>> Begin RECORDED INFORMATION

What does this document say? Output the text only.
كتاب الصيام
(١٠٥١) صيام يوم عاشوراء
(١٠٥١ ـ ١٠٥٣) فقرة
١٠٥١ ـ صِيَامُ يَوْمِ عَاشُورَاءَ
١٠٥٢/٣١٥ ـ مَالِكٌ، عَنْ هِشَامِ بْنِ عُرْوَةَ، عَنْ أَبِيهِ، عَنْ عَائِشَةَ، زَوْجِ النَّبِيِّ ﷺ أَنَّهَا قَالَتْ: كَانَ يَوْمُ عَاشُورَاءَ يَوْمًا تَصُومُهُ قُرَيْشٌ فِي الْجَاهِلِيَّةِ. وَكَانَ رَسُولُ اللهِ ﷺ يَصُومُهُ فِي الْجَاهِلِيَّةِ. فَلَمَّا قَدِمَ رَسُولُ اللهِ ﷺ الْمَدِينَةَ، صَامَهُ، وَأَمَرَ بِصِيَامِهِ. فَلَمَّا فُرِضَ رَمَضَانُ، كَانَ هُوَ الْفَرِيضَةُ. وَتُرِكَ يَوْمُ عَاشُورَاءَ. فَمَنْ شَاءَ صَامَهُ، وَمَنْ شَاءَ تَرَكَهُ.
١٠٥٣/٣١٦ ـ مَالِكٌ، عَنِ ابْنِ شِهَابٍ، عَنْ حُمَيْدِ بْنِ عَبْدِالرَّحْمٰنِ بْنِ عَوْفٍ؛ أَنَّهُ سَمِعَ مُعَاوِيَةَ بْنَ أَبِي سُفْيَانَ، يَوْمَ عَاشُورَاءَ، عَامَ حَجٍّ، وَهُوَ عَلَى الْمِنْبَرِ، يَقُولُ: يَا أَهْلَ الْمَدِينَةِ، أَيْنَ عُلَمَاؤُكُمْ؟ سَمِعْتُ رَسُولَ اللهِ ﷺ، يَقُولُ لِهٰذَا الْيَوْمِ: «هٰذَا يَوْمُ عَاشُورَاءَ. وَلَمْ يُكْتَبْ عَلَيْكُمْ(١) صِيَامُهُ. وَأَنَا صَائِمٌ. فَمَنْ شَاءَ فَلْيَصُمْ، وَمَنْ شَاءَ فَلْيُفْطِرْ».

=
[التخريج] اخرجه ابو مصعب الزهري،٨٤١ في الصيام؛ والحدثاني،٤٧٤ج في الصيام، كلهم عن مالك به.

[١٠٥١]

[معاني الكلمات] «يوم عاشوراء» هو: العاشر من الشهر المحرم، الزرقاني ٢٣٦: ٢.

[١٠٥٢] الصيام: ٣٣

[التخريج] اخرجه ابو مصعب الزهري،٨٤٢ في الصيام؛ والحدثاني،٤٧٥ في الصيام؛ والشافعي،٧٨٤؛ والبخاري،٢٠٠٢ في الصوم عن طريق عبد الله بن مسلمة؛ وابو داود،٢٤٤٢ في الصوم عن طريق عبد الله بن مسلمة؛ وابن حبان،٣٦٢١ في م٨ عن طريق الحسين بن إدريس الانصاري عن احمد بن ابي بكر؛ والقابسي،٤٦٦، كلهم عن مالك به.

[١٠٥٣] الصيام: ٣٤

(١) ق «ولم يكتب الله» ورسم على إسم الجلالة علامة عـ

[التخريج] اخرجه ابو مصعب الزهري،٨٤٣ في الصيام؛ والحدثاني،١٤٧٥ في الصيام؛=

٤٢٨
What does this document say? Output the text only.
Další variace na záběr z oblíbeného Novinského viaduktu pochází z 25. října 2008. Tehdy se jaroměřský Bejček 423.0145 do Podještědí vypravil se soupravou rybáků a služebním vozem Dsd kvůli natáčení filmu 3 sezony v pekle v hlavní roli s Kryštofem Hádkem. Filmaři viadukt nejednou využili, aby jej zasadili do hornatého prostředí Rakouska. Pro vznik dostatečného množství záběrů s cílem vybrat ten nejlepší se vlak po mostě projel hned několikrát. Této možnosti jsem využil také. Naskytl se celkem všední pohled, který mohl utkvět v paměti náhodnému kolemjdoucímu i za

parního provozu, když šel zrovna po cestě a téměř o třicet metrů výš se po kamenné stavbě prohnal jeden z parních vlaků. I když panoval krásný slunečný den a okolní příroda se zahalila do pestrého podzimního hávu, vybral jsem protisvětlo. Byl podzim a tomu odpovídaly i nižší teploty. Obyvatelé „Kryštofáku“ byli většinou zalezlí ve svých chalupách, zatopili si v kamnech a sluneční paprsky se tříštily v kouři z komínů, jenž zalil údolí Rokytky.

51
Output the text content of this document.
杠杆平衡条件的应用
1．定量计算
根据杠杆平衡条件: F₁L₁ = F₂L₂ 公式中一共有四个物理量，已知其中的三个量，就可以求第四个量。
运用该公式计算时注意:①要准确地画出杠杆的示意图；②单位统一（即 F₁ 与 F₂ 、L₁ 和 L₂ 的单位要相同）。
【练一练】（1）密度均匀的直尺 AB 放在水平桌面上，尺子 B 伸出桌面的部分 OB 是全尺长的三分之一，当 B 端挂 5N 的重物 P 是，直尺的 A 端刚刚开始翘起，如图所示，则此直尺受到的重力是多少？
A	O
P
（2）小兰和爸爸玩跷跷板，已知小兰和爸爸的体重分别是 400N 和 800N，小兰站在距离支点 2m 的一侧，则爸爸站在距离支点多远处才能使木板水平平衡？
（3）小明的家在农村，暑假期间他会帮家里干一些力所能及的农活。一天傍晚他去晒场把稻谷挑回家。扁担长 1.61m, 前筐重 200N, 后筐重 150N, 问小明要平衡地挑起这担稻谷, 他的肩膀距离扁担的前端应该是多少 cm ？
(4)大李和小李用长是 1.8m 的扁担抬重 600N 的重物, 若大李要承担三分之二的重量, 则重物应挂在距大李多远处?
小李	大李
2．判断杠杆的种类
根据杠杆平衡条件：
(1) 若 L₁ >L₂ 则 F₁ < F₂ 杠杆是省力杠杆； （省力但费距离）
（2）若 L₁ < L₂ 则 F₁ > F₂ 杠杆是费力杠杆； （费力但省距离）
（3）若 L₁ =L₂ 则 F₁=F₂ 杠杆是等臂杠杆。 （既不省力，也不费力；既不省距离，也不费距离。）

>> End RECORDED INFORMATION

Copy down the material exactly as written.

What does this document say? Output the text only.
كتاب الصيام
(١٠٥١) صيام يوم عاشوراء
(١٠٥١ ـ ١٠٥٣) فقرة
١٠٥١ ـ صِيَامُ يَوْمِ عَاشُورَاءَ
١٠٥٢/٣١٥ ـ مَالِكٌ، عَنْ هِشَامِ بْنِ عُرْوَةَ، عَنْ أَبِيهِ، عَنْ عَائِشَةَ، زَوْجِ النَّبِيِّ ﷺ أَنَّهَا قَالَتْ: كَانَ يَوْمُ عَاشُورَاءَ يَوْمًا تَصُومُهُ قُرَيْشٌ فِي الْجَاهِلِيَّةِ. وَكَانَ رَسُولُ اللهِ ﷺ يَصُومُهُ فِي الْجَاهِلِيَّةِ. فَلَمَّا قَدِمَ رَسُولُ اللهِ ﷺ الْمَدِينَةَ، صَامَهُ، وَأَمَرَ بِصِيَامِهِ. فَلَمَّا فُرِضَ رَمَضَانُ، كَانَ هُوَ الْفَرِيضَةُ. وَتُرِكَ يَوْمُ عَاشُورَاءَ. فَمَنْ شَاءَ صَامَهُ، وَمَنْ شَاءَ تَرَكَهُ.
١٠٥٣/٣١٦ ـ مَالِكٌ، عَنِ ابْنِ شِهَابٍ، عَنْ حُمَيْدِ بْنِ عَبْدِالرَّحْمٰنِ بْنِ عَوْفٍ؛ أَنَّهُ سَمِعَ مُعَاوِيَةَ بْنَ أَبِي سُفْيَانَ، يَوْمَ عَاشُورَاءَ، عَامَ حَجٍّ، وَهُوَ عَلَى الْمِنْبَرِ، يَقُولُ: يَا أَهْلَ الْمَدِينَةِ، أَيْنَ عُلَمَاؤُكُمْ؟ سَمِعْتُ رَسُولَ اللهِ ﷺ، يَقُولُ لِهٰذَا الْيَوْمِ: «هٰذَا يَوْمُ عَاشُورَاءَ. وَلَمْ يُكْتَبْ عَلَيْكُمْ(١) صِيَامُهُ. وَأَنَا صَائِمٌ. فَمَنْ شَاءَ فَلْيَصُمْ، وَمَنْ شَاءَ فَلْيُفْطِرْ».

=
[التخريج] اخرجه ابو مصعب الزهري،٨٤١ في الصيام؛ والحدثاني،٤٧٤ج في الصيام، كلهم عن مالك به.

[١٠٥١]

[معاني الكلمات] «يوم عاشوراء» هو: العاشر من الشهر المحرم، الزرقاني ٢٣٦: ٢.

[١٠٥٢] الصيام: ٣٣

[التخريج] اخرجه ابو مصعب الزهري،٨٤٢ في الصيام؛ والحدثاني،٤٧٥ في الصيام؛ والشافعي،٧٨٤؛ والبخاري،٢٠٠٢ في الصوم عن طريق عبد الله بن مسلمة؛ وابو داود،٢٤٤٢ في الصوم عن طريق عبد الله بن مسلمة؛ وابن حبان،٣٦٢١ في م٨ عن طريق الحسين بن إدريس الانصاري عن احمد بن ابي بكر؛ والقابسي،٤٦٦، كلهم عن مالك به.

[١٠٥٣] الصيام: ٣٤

(١) ق «ولم يكتب الله» ورسم على إسم الجلالة علامة عـ

[التخريج] اخرجه ابو مصعب الزهري،٨٤٣ في الصيام؛ والحدثاني،١٤٧٥ في الصيام؛=

٤٢٨
What does this document say? Output the text only.
Další variace na záběr z oblíbeného Novinského viaduktu pochází z 25. října 2008. Tehdy se jaroměřský Bejček 423.0145 do Podještědí vypravil se soupravou rybáků a služebním vozem Dsd kvůli natáčení filmu 3 sezony v pekle v hlavní roli s Kryštofem Hádkem. Filmaři viadukt nejednou využili, aby jej zasadili do hornatého prostředí Rakouska. Pro vznik dostatečného množství záběrů s cílem vybrat ten nejlepší se vlak po mostě projel hned několikrát. Této možnosti jsem využil také. Naskytl se celkem všední pohled, který mohl utkvět v paměti náhodnému kolemjdoucímu i za

parního provozu, když šel zrovna po cestě a téměř o třicet metrů výš se po kamenné stavbě prohnal jeden z parních vlaků. I když panoval krásný slunečný den a okolní příroda se zahalila do pestrého podzimního hávu, vybral jsem protisvětlo. Byl podzim a tomu odpovídaly i nižší teploty. Obyvatelé „Kryštofáku“ byli většinou zalezlí ve svých chalupách, zatopili si v kamnech a sluneční paprsky se tříštily v kouři z komínů, jenž zalil údolí Rokytky.

51
Output the text content of this document.
杠杆平衡条件的应用
1．定量计算
根据杠杆平衡条件: F₁L₁ = F₂L₂ 公式中一共有四个物理量，已知其中的三个量，就可以求第四个量。
运用该公式计算时注意:①要准确地画出杠杆的示意图；②单位统一（即 F₁ 与 F₂ 、L₁ 和 L₂ 的单位要相同）。
【练一练】（1）密度均匀的直尺 AB 放在水平桌面上，尺子 B 伸出桌面的部分 OB 是全尺长的三分之一，当 B 端挂 5N 的重物 P 是，直尺的 A 端刚刚开始翘起，如图所示，则此直尺受到的重力是多少？
A	O
P
（2）小兰和爸爸玩跷跷板，已知小兰和爸爸的体重分别是 400N 和 800N，小兰站在距离支点 2m 的一侧，则爸爸站在距离支点多远处才能使木板水平平衡？
（3）小明的家在农村，暑假期间他会帮家里干一些力所能及的农活。一天傍晚他去晒场把稻谷挑回家。扁担长 1.61m, 前筐重 200N, 后筐重 150N, 问小明要平衡地挑起这担稻谷, 他的肩膀距离扁担的前端应该是多少 cm ？
(4)大李和小李用长是 1.8m 的扁担抬重 600N 的重物, 若大李要承担三分之二的重量, 则重物应挂在距大李多远处?
小李	大李
2．判断杠杆的种类
根据杠杆平衡条件：
(1) 若 L₁ >L₂ 则 F₁ < F₂ 杠杆是省力杠杆； （省力但费距离）
（2）若 L₁ < L₂ 则 F₁ > F₂ 杠杆是费力杠杆； （费力但省距离）
（3）若 L₁ =L₂ 则 F₁=F₂ 杠杆是等臂杠杆。 （既不省力，也不费力；既不省距离，也不费距离。）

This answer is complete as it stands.